Wiederhole aus dem Text zum neuen Kita-Gesetz wortgetreu den Abschnitt von „Kathrin Anklam-Trapp informiert“ bis einschließlich „SPD-Landtagsabgeordneten Kathrin Anklam-Trapp.“.

TEXTAUSZUG →
────

Diskussion über neues Kita-Gesetz

Kathrin Anklam-Trapp informiert über das neue Kita-Gesetz. Foto: Jannik Reinecke/ Die Knipser

Am Montag, den 30. November, fand in der Osthofener Kita „Arche Noah“ eine Dialogveranstaltung statt zu der die Bildungsministerin Dr. Stefanie Hubig (SPD) erschienen ist, um in Osthofen das Kita-Zukunftsgesetz vorzustellen. Sie folgte der Einladung der SPD-Landtagsabgeordneten Kathrin Anklam-Trapp.
Diesen Anlass nutzten zahlreiche Kita-Leiterinnen und machten ihrem Ärger und ihren Sorgen Luft.

Die rheinland-pfälzische Bildungsministerin Hubig informierte bereits bei zahlreichen Veranstaltungen über das geplante Kita-Zukunftsgesetz und nahm die Kritik und Anregungen gerne entgegen, sodass diese Überlegungen mit in das Gesetz einbezogen werden sollen.

„In der frühkindlichen Bildung ist Rheinland-Pfalz bundesweit Vorbild und Vorreiter“, so Anklam-Trapp.

Schon in 2020/2021 soll das neue Kita-Zukunftsgesetz in Kraft treten, und die am Gesamtsystem beteiligten Institutionen die bestmöglichen Bedingungen bieten. Zu diesem Zwecke sollen jährlich zusätzlich 62 Millionen Euro in frühkindliche Bildung investiert werden, so Hubig. „Das Gesetz sieht Beitragsfreiheit auch für Zweijährige vor und gibt Eltern einen Rechtsanspruch auf durchgehend sieben Stunden Betreuung. Außerdem soll jede Kita künftig ein Mittagessen für alle Kinder anbieten.“

Eingeführt werde außerdem ein einheitliches, platzbezogenes Personalbemessungssystem.

────

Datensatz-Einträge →
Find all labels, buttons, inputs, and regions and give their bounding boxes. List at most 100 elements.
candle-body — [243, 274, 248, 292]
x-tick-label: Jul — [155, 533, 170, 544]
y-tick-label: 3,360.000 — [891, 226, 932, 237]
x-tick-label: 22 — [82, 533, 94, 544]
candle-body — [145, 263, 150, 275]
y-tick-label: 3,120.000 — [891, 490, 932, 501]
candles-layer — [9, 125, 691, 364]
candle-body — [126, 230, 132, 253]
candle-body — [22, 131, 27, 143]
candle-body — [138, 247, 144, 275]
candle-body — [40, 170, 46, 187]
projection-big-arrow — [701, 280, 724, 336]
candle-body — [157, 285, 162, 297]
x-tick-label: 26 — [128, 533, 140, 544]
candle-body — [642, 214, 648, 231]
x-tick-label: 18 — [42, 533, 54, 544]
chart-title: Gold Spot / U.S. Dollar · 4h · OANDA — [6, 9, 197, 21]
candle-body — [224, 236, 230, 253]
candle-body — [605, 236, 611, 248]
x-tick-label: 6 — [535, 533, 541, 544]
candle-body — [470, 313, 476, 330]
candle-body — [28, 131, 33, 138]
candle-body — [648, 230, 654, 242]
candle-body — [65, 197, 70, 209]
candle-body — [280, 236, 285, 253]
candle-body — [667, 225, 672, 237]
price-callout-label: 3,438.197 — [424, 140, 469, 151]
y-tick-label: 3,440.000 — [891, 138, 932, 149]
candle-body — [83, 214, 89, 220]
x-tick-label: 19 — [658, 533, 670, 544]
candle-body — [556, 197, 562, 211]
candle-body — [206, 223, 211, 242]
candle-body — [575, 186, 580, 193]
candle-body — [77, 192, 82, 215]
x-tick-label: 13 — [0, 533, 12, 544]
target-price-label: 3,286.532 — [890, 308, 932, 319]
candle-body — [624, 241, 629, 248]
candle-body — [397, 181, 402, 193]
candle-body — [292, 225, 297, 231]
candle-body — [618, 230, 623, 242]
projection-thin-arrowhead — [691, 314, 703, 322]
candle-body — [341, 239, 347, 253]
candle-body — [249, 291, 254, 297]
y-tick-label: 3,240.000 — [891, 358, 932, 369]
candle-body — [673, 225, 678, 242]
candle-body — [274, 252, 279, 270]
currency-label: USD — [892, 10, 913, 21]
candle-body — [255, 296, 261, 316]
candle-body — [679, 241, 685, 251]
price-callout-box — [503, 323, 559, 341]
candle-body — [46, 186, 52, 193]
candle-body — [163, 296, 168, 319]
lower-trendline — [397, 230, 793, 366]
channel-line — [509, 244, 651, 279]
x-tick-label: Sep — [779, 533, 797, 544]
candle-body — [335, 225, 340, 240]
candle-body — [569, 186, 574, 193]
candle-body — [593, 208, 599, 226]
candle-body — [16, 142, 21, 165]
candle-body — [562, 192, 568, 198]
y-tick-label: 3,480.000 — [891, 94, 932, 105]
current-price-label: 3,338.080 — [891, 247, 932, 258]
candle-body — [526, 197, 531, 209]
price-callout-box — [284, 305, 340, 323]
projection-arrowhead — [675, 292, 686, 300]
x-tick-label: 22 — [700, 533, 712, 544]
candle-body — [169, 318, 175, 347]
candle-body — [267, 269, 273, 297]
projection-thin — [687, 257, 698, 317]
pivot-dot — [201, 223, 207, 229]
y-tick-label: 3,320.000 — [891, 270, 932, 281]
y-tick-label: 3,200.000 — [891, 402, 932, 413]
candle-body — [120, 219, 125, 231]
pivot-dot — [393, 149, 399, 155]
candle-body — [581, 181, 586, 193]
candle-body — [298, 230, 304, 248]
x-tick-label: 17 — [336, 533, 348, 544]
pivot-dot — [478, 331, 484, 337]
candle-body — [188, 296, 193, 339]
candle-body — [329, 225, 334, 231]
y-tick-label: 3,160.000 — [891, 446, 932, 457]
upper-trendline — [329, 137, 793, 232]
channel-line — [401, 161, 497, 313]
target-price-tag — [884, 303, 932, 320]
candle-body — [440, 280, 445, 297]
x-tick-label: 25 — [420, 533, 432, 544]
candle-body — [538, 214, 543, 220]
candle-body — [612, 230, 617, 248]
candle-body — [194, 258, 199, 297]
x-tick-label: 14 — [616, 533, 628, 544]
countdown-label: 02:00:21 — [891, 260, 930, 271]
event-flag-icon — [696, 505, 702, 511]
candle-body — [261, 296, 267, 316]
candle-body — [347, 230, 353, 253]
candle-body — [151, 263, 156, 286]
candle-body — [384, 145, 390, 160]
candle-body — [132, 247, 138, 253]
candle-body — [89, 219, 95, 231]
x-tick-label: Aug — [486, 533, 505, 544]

────

DEINE LÖSUNG →
Kathrin Anklam-Trapp informiert über das neue Kita-Gesetz. Foto: Jannik Reinecke/ Die Knipser

Am Montag, den 30. November, fand in der Osthofener Kita „Arche Noah“ eine Dialogveranstaltung statt zu der die Bildungsministerin Dr. Stefanie Hubig (SPD) erschienen ist, um in Osthofen das Kita-Zukunftsgesetz vorzustellen. Sie folgte der Einladung der SPD-Landtagsabgeordneten Kathrin Anklam-Trapp.